### Work to be completed
Check each line of the material. Copy those containing "behaviors".

### Records shown
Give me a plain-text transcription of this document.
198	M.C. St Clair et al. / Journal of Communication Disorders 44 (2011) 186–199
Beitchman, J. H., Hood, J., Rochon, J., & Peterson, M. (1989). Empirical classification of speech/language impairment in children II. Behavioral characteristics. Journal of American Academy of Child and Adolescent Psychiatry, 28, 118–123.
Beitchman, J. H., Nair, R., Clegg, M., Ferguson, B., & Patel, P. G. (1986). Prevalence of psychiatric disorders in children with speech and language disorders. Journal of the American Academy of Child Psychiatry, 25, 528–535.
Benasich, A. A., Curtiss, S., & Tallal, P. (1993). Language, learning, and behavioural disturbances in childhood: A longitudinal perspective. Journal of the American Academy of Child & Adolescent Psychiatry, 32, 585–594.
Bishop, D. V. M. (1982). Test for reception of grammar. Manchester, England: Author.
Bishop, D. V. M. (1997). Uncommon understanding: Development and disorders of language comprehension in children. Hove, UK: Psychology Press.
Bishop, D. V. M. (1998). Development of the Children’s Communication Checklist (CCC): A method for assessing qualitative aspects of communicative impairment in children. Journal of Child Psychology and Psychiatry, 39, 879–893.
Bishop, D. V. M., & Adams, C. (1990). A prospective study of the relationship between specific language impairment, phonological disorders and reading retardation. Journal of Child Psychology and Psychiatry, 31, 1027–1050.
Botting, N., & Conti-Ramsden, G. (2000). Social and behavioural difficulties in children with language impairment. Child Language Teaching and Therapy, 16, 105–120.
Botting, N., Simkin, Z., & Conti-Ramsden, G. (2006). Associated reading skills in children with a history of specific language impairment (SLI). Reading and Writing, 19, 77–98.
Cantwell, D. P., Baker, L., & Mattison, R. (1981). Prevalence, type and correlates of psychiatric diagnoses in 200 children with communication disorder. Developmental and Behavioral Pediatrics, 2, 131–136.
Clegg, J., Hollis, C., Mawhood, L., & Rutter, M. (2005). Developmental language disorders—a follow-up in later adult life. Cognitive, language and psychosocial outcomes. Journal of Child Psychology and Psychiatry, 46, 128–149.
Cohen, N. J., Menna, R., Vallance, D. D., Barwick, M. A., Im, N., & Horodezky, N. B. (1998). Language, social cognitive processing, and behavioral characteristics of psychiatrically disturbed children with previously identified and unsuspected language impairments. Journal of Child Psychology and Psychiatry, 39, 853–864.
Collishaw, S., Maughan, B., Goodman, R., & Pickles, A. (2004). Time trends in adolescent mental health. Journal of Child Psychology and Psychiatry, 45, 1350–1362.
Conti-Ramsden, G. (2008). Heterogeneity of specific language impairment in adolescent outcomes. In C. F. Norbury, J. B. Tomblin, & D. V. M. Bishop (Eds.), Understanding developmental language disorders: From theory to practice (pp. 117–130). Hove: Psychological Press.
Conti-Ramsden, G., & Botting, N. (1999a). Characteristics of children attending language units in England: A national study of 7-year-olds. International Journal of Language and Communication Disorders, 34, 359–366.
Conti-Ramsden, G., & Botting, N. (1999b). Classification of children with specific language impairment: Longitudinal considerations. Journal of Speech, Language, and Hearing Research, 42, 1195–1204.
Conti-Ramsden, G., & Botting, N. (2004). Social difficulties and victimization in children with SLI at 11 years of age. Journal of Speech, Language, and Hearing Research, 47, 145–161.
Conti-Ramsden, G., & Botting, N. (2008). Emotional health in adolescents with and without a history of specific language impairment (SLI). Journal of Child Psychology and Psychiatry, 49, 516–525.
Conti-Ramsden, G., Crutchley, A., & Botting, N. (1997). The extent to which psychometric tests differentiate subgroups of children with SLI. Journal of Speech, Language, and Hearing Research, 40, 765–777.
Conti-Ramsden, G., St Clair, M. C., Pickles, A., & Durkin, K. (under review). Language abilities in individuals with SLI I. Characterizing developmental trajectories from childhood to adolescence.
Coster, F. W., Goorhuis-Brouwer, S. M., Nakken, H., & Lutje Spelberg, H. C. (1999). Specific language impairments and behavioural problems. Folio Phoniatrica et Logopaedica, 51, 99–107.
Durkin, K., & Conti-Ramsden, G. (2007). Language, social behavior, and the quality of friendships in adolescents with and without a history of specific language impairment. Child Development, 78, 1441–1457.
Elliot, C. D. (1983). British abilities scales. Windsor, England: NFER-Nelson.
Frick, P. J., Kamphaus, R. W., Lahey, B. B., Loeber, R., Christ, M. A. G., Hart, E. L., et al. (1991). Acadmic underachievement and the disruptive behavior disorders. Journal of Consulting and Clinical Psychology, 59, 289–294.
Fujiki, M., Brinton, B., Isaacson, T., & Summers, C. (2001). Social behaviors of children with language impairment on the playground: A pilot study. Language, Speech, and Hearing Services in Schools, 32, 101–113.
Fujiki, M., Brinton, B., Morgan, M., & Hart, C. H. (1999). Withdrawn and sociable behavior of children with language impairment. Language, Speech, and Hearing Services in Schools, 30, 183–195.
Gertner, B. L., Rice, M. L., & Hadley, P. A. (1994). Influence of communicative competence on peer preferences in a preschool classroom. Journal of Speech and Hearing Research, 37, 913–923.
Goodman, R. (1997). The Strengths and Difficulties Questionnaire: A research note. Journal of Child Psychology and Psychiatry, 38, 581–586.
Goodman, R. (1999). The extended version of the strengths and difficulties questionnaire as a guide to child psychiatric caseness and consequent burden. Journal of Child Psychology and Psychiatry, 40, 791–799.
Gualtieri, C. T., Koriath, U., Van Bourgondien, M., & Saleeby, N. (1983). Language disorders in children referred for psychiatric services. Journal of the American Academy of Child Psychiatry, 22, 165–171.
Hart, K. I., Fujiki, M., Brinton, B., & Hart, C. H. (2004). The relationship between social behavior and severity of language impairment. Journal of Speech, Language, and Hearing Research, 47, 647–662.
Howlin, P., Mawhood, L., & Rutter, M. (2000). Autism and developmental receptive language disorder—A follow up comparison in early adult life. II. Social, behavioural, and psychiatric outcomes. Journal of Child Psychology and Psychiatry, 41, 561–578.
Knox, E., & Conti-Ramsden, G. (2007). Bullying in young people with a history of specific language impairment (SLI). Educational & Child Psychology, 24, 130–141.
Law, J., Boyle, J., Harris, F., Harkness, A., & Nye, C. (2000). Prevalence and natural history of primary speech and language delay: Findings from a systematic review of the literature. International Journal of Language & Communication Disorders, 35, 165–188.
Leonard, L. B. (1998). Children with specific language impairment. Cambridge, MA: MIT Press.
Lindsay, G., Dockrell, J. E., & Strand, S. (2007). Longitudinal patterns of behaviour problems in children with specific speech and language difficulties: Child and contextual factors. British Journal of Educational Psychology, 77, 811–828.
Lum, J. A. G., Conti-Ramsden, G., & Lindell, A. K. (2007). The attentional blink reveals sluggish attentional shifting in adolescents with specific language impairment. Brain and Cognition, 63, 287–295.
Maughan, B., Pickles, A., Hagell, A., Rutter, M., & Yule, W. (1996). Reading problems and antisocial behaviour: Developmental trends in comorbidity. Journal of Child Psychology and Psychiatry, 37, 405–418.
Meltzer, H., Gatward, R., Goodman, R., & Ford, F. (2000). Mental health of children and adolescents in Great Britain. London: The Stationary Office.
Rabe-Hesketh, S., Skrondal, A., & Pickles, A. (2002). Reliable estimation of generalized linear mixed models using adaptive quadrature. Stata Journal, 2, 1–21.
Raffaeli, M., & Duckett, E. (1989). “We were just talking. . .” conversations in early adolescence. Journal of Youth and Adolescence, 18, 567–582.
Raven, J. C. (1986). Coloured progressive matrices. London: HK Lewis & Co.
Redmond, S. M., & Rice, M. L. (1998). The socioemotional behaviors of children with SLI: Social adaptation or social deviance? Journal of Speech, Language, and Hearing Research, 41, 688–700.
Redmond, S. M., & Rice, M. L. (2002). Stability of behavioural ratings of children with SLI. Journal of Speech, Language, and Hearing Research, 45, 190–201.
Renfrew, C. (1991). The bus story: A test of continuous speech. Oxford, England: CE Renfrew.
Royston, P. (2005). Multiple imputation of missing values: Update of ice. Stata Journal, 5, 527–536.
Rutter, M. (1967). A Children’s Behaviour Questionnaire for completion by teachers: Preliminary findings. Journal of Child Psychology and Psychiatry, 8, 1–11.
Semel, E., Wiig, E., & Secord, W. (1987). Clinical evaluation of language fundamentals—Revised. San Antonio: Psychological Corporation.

### Output of the exercise
Fujiki, M., Brinton, B., Isaacson, T., & Summers, C. (2001). Social behaviors of children with language impairment on the playground: A pilot study. Language, Speech, and Hearing Services in Schools, 32, 101–113.
Redmond, S. M., & Rice, M. L. (1998). The socioemotional behaviors of children with SLI: Social adaptation or social deviance? Journal of Speech, Language, and Hearing Research, 41, 688–700.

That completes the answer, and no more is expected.